Records that describe figures:
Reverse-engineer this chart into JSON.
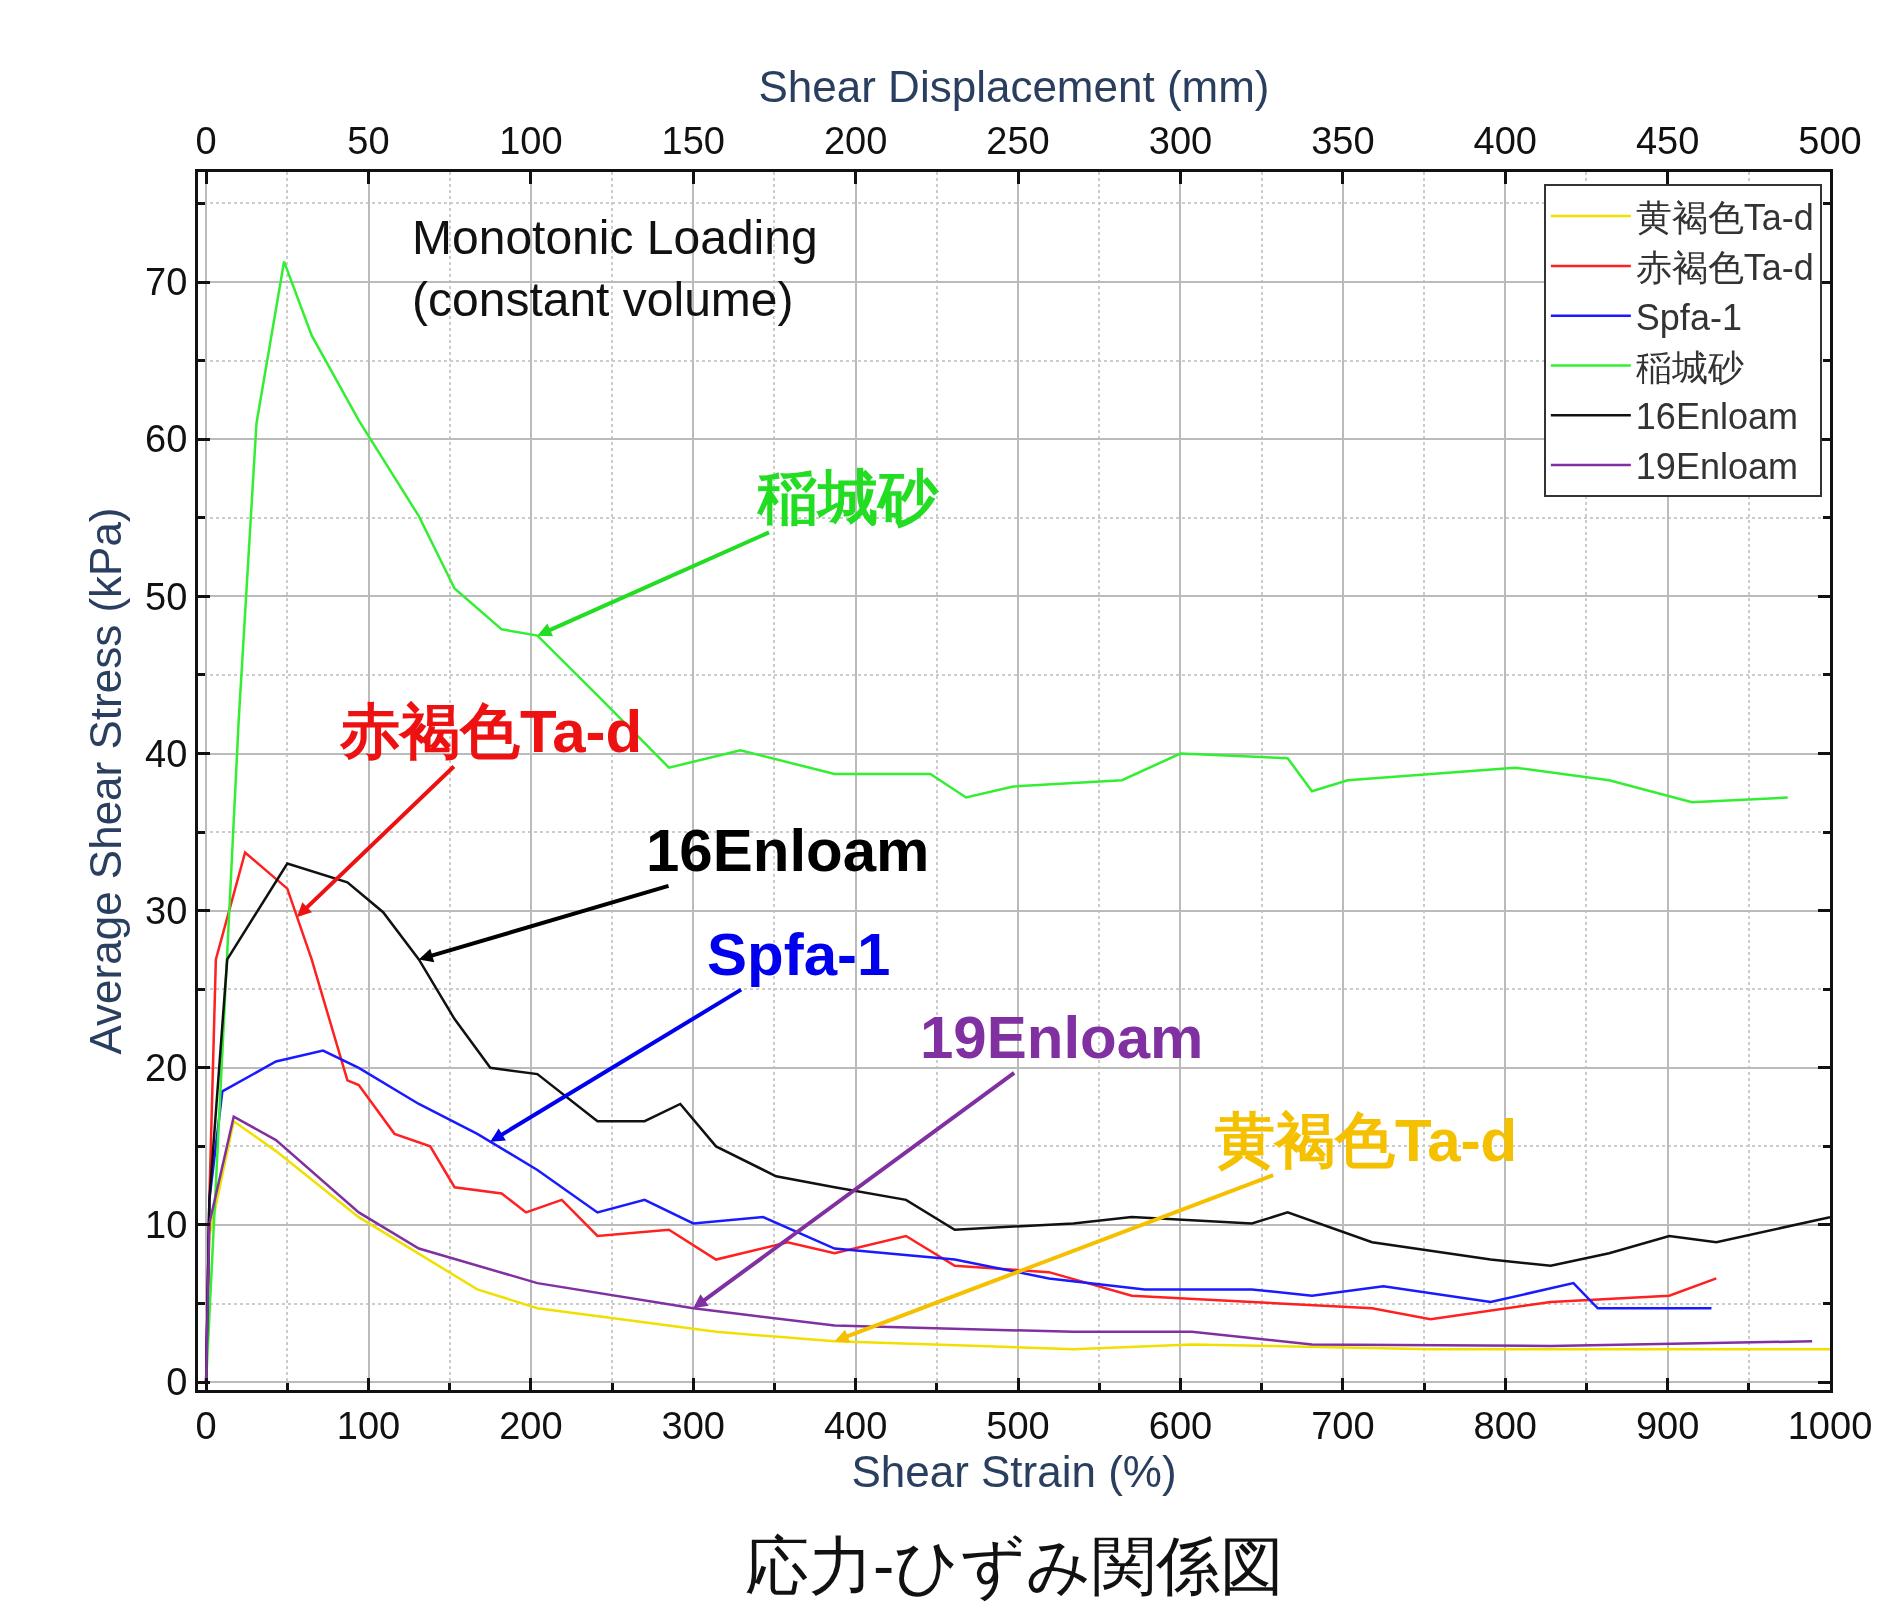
{
  "chart_data": {
    "type": "line",
    "xlabel": "Shear Strain (%)",
    "ylabel": "Average Shear Stress (kPa)",
    "x2label": "Shear Displacement (mm)",
    "xlim": [
      -5,
      1000
    ],
    "xticks": [
      0,
      100,
      200,
      300,
      400,
      500,
      600,
      700,
      800,
      900,
      1000
    ],
    "x2lim": [
      -2.5,
      500
    ],
    "x2ticks": [
      0,
      50,
      100,
      150,
      200,
      250,
      300,
      350,
      400,
      450,
      500
    ],
    "ylim": [
      -0.5,
      77
    ],
    "yticks": [
      0,
      10,
      20,
      30,
      40,
      50,
      60,
      70
    ],
    "grid": true,
    "legend": "top right",
    "line_style": "solid",
    "marker": "none",
    "series": [
      {
        "name": "黄褐色Ta-d",
        "color": "#f0e000",
        "x": [
          0,
          2,
          17,
          43,
          94,
          167,
          204,
          314,
          387,
          534,
          607,
          754,
          974,
          1000
        ],
        "values": [
          0,
          9.3,
          16.6,
          14.7,
          10.5,
          5.9,
          4.7,
          3.2,
          2.6,
          2.1,
          2.4,
          2.1,
          2.1,
          2.1
        ]
      },
      {
        "name": "赤褐色Ta-d",
        "color": "#ff2020",
        "x": [
          0,
          2,
          6,
          24,
          50,
          65,
          87,
          94,
          116,
          138,
          153,
          182,
          197,
          219,
          241,
          285,
          314,
          358,
          387,
          431,
          461,
          519,
          570,
          644,
          718,
          754,
          828,
          901,
          930
        ],
        "values": [
          0,
          11.6,
          26.9,
          33.7,
          31.4,
          26.9,
          19.2,
          18.9,
          15.8,
          15.0,
          12.4,
          12.0,
          10.8,
          11.6,
          9.3,
          9.7,
          7.8,
          8.9,
          8.2,
          9.3,
          7.4,
          7.0,
          5.5,
          5.1,
          4.7,
          4.0,
          5.1,
          5.5,
          6.6
        ]
      },
      {
        "name": "Spfa-1",
        "color": "#1a1aff",
        "x": [
          0,
          2,
          10,
          43,
          72,
          94,
          131,
          167,
          204,
          241,
          270,
          300,
          343,
          387,
          461,
          519,
          578,
          644,
          681,
          725,
          791,
          842,
          857,
          927
        ],
        "values": [
          0,
          11.6,
          18.5,
          20.4,
          21.1,
          20.0,
          17.7,
          15.8,
          13.5,
          10.8,
          11.6,
          10.1,
          10.5,
          8.5,
          7.8,
          6.6,
          5.9,
          5.9,
          5.5,
          6.1,
          5.1,
          6.3,
          4.7,
          4.7
        ]
      },
      {
        "name": "稲城砂",
        "color": "#33ee33",
        "x": [
          0,
          20,
          31,
          48,
          65,
          94,
          131,
          153,
          182,
          204,
          241,
          285,
          329,
          387,
          446,
          468,
          497,
          564,
          600,
          666,
          681,
          703,
          806,
          864,
          915,
          974
        ],
        "values": [
          0,
          42,
          61,
          71.3,
          66.6,
          61.2,
          55.1,
          50.5,
          47.9,
          47.5,
          43.7,
          39.1,
          40.2,
          38.7,
          38.7,
          37.2,
          37.9,
          38.3,
          40.0,
          39.7,
          37.6,
          38.3,
          39.1,
          38.3,
          36.9,
          37.2
        ]
      },
      {
        "name": "16Enloam",
        "color": "#111111",
        "x": [
          0,
          2,
          13,
          50,
          87,
          109,
          131,
          153,
          175,
          204,
          241,
          270,
          292,
          314,
          351,
          387,
          431,
          461,
          534,
          570,
          644,
          666,
          718,
          791,
          828,
          864,
          901,
          930,
          1000
        ],
        "values": [
          0,
          11.6,
          26.9,
          33.0,
          31.8,
          29.9,
          26.9,
          23.1,
          20.0,
          19.6,
          16.6,
          16.6,
          17.7,
          15.0,
          13.1,
          12.4,
          11.6,
          9.7,
          10.1,
          10.5,
          10.1,
          10.8,
          8.9,
          7.8,
          7.4,
          8.2,
          9.3,
          8.9,
          10.5
        ]
      },
      {
        "name": "19Enloam",
        "color": "#8030a0",
        "x": [
          0,
          2,
          17,
          43,
          94,
          131,
          204,
          300,
          387,
          534,
          607,
          681,
          828,
          989
        ],
        "values": [
          0,
          10.1,
          16.9,
          15.4,
          10.8,
          8.5,
          6.3,
          4.7,
          3.6,
          3.2,
          3.2,
          2.4,
          2.3,
          2.6
        ]
      }
    ],
    "annotations": [
      "Monotonic Loading\n(constant volume)",
      {
        "text": "稲城砂",
        "x": 204,
        "y": 47.5
      },
      {
        "text": "赤褐色Ta-d",
        "x": 56,
        "y": 29.6
      },
      {
        "text": "16Enloam",
        "x": 131,
        "y": 26.9
      },
      {
        "text": "Spfa-1",
        "x": 175,
        "y": 15.3
      },
      {
        "text": "19Enloam",
        "x": 300,
        "y": 4.7
      },
      {
        "text": "黄褐色Ta-d",
        "x": 387,
        "y": 2.6
      },
      "応力-ひずみ関係図"
    ]
  }
}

### Task prompt
Drop the images and repeat the data exactly.

### Reply to the exercise
Reverse-engineer this chart into JSON.
{
  "chart_data": {
    "type": "line",
    "xlabel": "Shear Strain (%)",
    "ylabel": "Average Shear Stress (kPa)",
    "x2label": "Shear Displacement (mm)",
    "xlim": [
      -5,
      1000
    ],
    "xticks": [
      0,
      100,
      200,
      300,
      400,
      500,
      600,
      700,
      800,
      900,
      1000
    ],
    "x2lim": [
      -2.5,
      500
    ],
    "x2ticks": [
      0,
      50,
      100,
      150,
      200,
      250,
      300,
      350,
      400,
      450,
      500
    ],
    "ylim": [
      -0.5,
      77
    ],
    "yticks": [
      0,
      10,
      20,
      30,
      40,
      50,
      60,
      70
    ],
    "grid": true,
    "legend": "top right",
    "line_style": "solid",
    "marker": "none",
    "series": [
      {
        "name": "黄褐色Ta-d",
        "color": "#f0e000",
        "x": [
          0,
          2,
          17,
          43,
          94,
          167,
          204,
          314,
          387,
          534,
          607,
          754,
          974,
          1000
        ],
        "values": [
          0,
          9.3,
          16.6,
          14.7,
          10.5,
          5.9,
          4.7,
          3.2,
          2.6,
          2.1,
          2.4,
          2.1,
          2.1,
          2.1
        ]
      },
      {
        "name": "赤褐色Ta-d",
        "color": "#ff2020",
        "x": [
          0,
          2,
          6,
          24,
          50,
          65,
          87,
          94,
          116,
          138,
          153,
          182,
          197,
          219,
          241,
          285,
          314,
          358,
          387,
          431,
          461,
          519,
          570,
          644,
          718,
          754,
          828,
          901,
          930
        ],
        "values": [
          0,
          11.6,
          26.9,
          33.7,
          31.4,
          26.9,
          19.2,
          18.9,
          15.8,
          15.0,
          12.4,
          12.0,
          10.8,
          11.6,
          9.3,
          9.7,
          7.8,
          8.9,
          8.2,
          9.3,
          7.4,
          7.0,
          5.5,
          5.1,
          4.7,
          4.0,
          5.1,
          5.5,
          6.6
        ]
      },
      {
        "name": "Spfa-1",
        "color": "#1a1aff",
        "x": [
          0,
          2,
          10,
          43,
          72,
          94,
          131,
          167,
          204,
          241,
          270,
          300,
          343,
          387,
          461,
          519,
          578,
          644,
          681,
          725,
          791,
          842,
          857,
          927
        ],
        "values": [
          0,
          11.6,
          18.5,
          20.4,
          21.1,
          20.0,
          17.7,
          15.8,
          13.5,
          10.8,
          11.6,
          10.1,
          10.5,
          8.5,
          7.8,
          6.6,
          5.9,
          5.9,
          5.5,
          6.1,
          5.1,
          6.3,
          4.7,
          4.7
        ]
      },
      {
        "name": "稲城砂",
        "color": "#33ee33",
        "x": [
          0,
          20,
          31,
          48,
          65,
          94,
          131,
          153,
          182,
          204,
          241,
          285,
          329,
          387,
          446,
          468,
          497,
          564,
          600,
          666,
          681,
          703,
          806,
          864,
          915,
          974
        ],
        "values": [
          0,
          42,
          61,
          71.3,
          66.6,
          61.2,
          55.1,
          50.5,
          47.9,
          47.5,
          43.7,
          39.1,
          40.2,
          38.7,
          38.7,
          37.2,
          37.9,
          38.3,
          40.0,
          39.7,
          37.6,
          38.3,
          39.1,
          38.3,
          36.9,
          37.2
        ]
      },
      {
        "name": "16Enloam",
        "color": "#111111",
        "x": [
          0,
          2,
          13,
          50,
          87,
          109,
          131,
          153,
          175,
          204,
          241,
          270,
          292,
          314,
          351,
          387,
          431,
          461,
          534,
          570,
          644,
          666,
          718,
          791,
          828,
          864,
          901,
          930,
          1000
        ],
        "values": [
          0,
          11.6,
          26.9,
          33.0,
          31.8,
          29.9,
          26.9,
          23.1,
          20.0,
          19.6,
          16.6,
          16.6,
          17.7,
          15.0,
          13.1,
          12.4,
          11.6,
          9.7,
          10.1,
          10.5,
          10.1,
          10.8,
          8.9,
          7.8,
          7.4,
          8.2,
          9.3,
          8.9,
          10.5
        ]
      },
      {
        "name": "19Enloam",
        "color": "#8030a0",
        "x": [
          0,
          2,
          17,
          43,
          94,
          131,
          204,
          300,
          387,
          534,
          607,
          681,
          828,
          989
        ],
        "values": [
          0,
          10.1,
          16.9,
          15.4,
          10.8,
          8.5,
          6.3,
          4.7,
          3.6,
          3.2,
          3.2,
          2.4,
          2.3,
          2.6
        ]
      }
    ],
    "annotations": [
      "Monotonic Loading\n(constant volume)",
      {
        "text": "稲城砂",
        "x": 204,
        "y": 47.5
      },
      {
        "text": "赤褐色Ta-d",
        "x": 56,
        "y": 29.6
      },
      {
        "text": "16Enloam",
        "x": 131,
        "y": 26.9
      },
      {
        "text": "Spfa-1",
        "x": 175,
        "y": 15.3
      },
      {
        "text": "19Enloam",
        "x": 300,
        "y": 4.7
      },
      {
        "text": "黄褐色Ta-d",
        "x": 387,
        "y": 2.6
      },
      "応力-ひずみ関係図"
    ]
  }
}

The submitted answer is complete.